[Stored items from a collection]
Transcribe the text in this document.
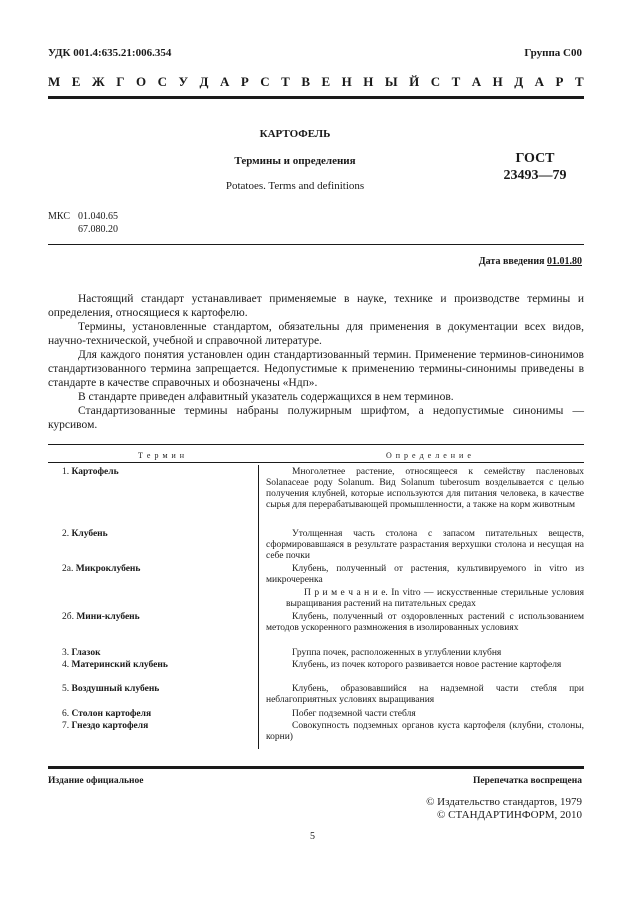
УДК 001.4:635.21:006.354	Группа С00
М Е Ж Г О С У Д А Р С Т В Е Н Н Ы Й С Т А Н Д А Р Т
КАРТОФЕЛЬ
Термины и определения
Potatoes. Terms and definitions
ГОСТ
23493—79
МКС 01.040.65
67.080.20
Дата введения 01.01.80

Настоящий стандарт устанавливает применяемые в науке, технике и производстве термины и определения, относящиеся к картофелю.

Термины, установленные стандартом, обязательны для применения в документации всех видов, научно-технической, учебной и справочной литературе.

Для каждого понятия установлен один стандартизованный термин. Применение терминов-синонимов стандартизованного термина запрещается. Недопустимые к применению термины-синонимы приведены в стандарте в качестве справочных и обозначены «Ндп».

В стандарте приведен алфавитный указатель содержащихся в нем терминов.

Стандартизованные термины набраны полужирным шрифтом, а недопустимые синонимы — курсивом.

Т е р м и н	О п р е д е л е н и е
1. Картофель	Многолетнее растение, относящееся к семейству пасленовых Solanaceae роду Solanum. Вид Solanum tuberosum возделывается с целью получения клубней, которые используются для питания человека, в качестве сырья для перерабатывающей промышленности, а также на корм животным
2. Клубень	Утолщенная часть столона с запасом питательных веществ, сформировавшаяся в результате разрастания верхушки столона и несущая на себе почки
2а. Микроклубень	Клубень, полученный от растения, культивируемого in vitro из микрочеренка
П р и м е ч а н и е. In vitro — искусственные стерильные условия выращивания растений на питательных средах
2б. Мини-клубень	Клубень, полученный от оздоровленных растений с использованием методов ускоренного размножения в изолированных условиях
3. Глазок	Группа почек, расположенных в углублении клубня
4. Материнский клубень	Клубень, из почек которого развивается новое растение картофеля
5. Воздушный клубень	Клубень, образовавшийся на надземной части стебля при неблагоприятных условиях выращивания
6. Столон картофеля	Побег подземной части стебля
7. Гнездо картофеля	Совокупность подземных органов куста картофеля (клубни, столоны, корни)
Издание официальное	Перепечатка воспрещена
© Издательство стандартов, 1979
© СТАНДАРТИНФОРМ, 2010
5
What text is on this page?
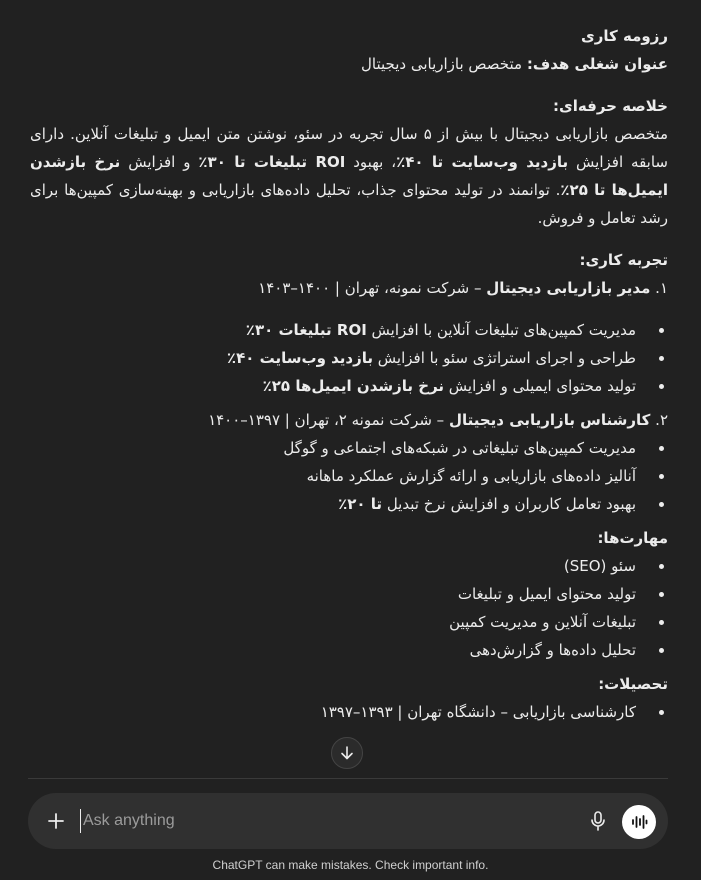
رزومه کاری
عنوان شغلی هدف: متخصص بازاریابی دیجیتال
خلاصه حرفه‌ای:
متخصص بازاریابی دیجیتال با بیش از ۵ سال تجربه در سئو، نوشتن متن ایمیل و تبلیغات آنلاین. دارای سابقه افزایش بازدید وب‌سایت تا ۴۰٪، بهبود ROI تبلیغات تا ۳۰٪ و افزایش نرخ بازشدن ایمیل‌ها تا ۲۵٪. توانمند در تولید محتوای جذاب، تحلیل داده‌های بازاریابی و بهینه‌سازی کمپین‌ها برای رشد تعامل و فروش.
تجربه کاری:
۱. مدیر بازاریابی دیجیتال – شرکت نمونه، تهران | ۱۴۰۰–۱۴۰۳
مدیریت کمپین‌های تبلیغات آنلاین با افزایش ROI تبلیغات ۳۰٪
طراحی و اجرای استراتژی سئو با افزایش بازدید وب‌سایت ۴۰٪
تولید محتوای ایمیلی و افزایش نرخ بازشدن ایمیل‌ها ۲۵٪
۲. کارشناس بازاریابی دیجیتال – شرکت نمونه ۲، تهران | ۱۳۹۷–۱۴۰۰
مدیریت کمپین‌های تبلیغاتی در شبکه‌های اجتماعی و گوگل
آنالیز داده‌های بازاریابی و ارائه گزارش عملکرد ماهانه
بهبود تعامل کاربران و افزایش نرخ تبدیل تا ۲۰٪
مهارت‌ها:
سئو (SEO)
تولید محتوای ایمیل و تبلیغات
تبلیغات آنلاین و مدیریت کمپین
تحلیل داده‌ها و گزارش‌دهی
تحصیلات:
کارشناسی بازاریابی – دانشگاه تهران | ۱۳۹۳–۱۳۹۷
Ask anything
ChatGPT can make mistakes. Check important info.
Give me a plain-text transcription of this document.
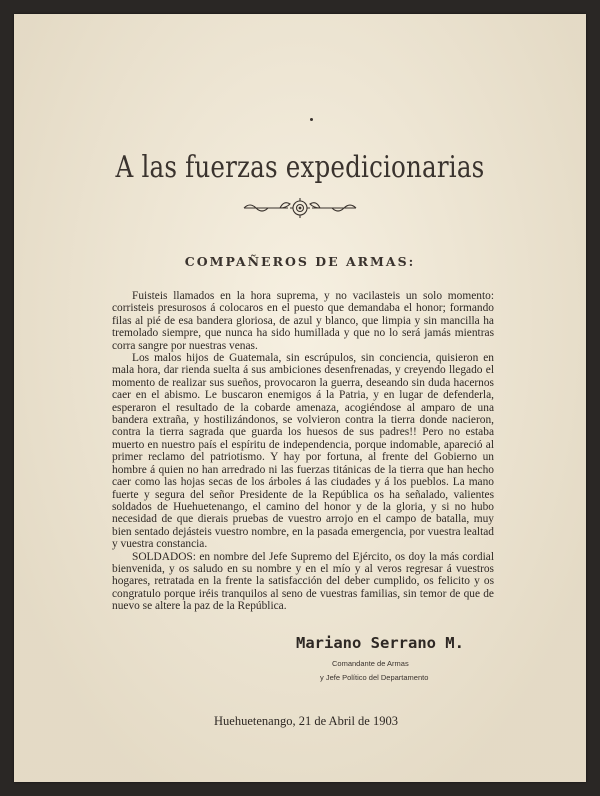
A las fuerzas expedicionarias
COMPAÑEROS DE ARMAS:

Fuisteis llamados en la hora suprema, y no vacilasteis un solo momento: corristeis presurosos á colocaros en el puesto que demandaba el honor; formando filas al pié de esa bandera gloriosa, de azul y blanco, que limpia y sin mancilla ha tremolado siempre, que nunca ha sido humillada y que no lo será jamás mientras corra sangre por nuestras venas.

Los malos hijos de Guatemala, sin escrúpulos, sin conciencia, quisieron en mala hora, dar rienda suelta á sus ambiciones desenfrenadas, y creyendo llegado el momento de realizar sus sueños, provocaron la guerra, deseando sin duda hacernos caer en el abismo. Le buscaron enemigos á la Patria, y en lugar de defenderla, esperaron el resultado de la cobarde amenaza, acogiéndose al amparo de una bandera extraña, y hostilizándonos, se volvieron contra la tierra donde nacieron, contra la tierra sagrada que guarda los huesos de sus padres!! Pero no estaba muerto en nuestro país el espíritu de independencia, porque indomable, apareció al primer reclamo del patriotismo. Y hay por fortuna, al frente del Gobierno un hombre á quien no han arredrado ni las fuerzas titánicas de la tierra que han hecho caer como las hojas secas de los árboles á las ciudades y á los pueblos. La mano fuerte y segura del señor Presidente de la República os ha señalado, valientes soldados de Huehuetenango, el camino del honor y de la gloria, y si no hubo necesidad de que dierais pruebas de vuestro arrojo en el campo de batalla, muy bien sentado dejásteis vuestro nombre, en la pasada emergencia, por vuestra lealtad y vuestra constancia.

SOLDADOS: en nombre del Jefe Supremo del Ejército, os doy la más cordial bienvenida, y os saludo en su nombre y en el mío y al veros regresar á vuestros hogares, retratada en la frente la satisfacción del deber cumplido, os felicito y os congratulo porque iréis tranquilos al seno de vuestras familias, sin temor de que de nuevo se altere la paz de la República.

Mariano Serrano M.
Comandante de Armas
y Jefe Político del Departamento
Huehuetenango, 21 de Abril de 1903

_What to do_: Find each line holding "گزارش". Copy it out.

_Final answer_:
آنالیز داده‌های بازاریابی و ارائه گزارش عملکرد ماهانه
تحلیل داده‌ها و گزارش‌دهی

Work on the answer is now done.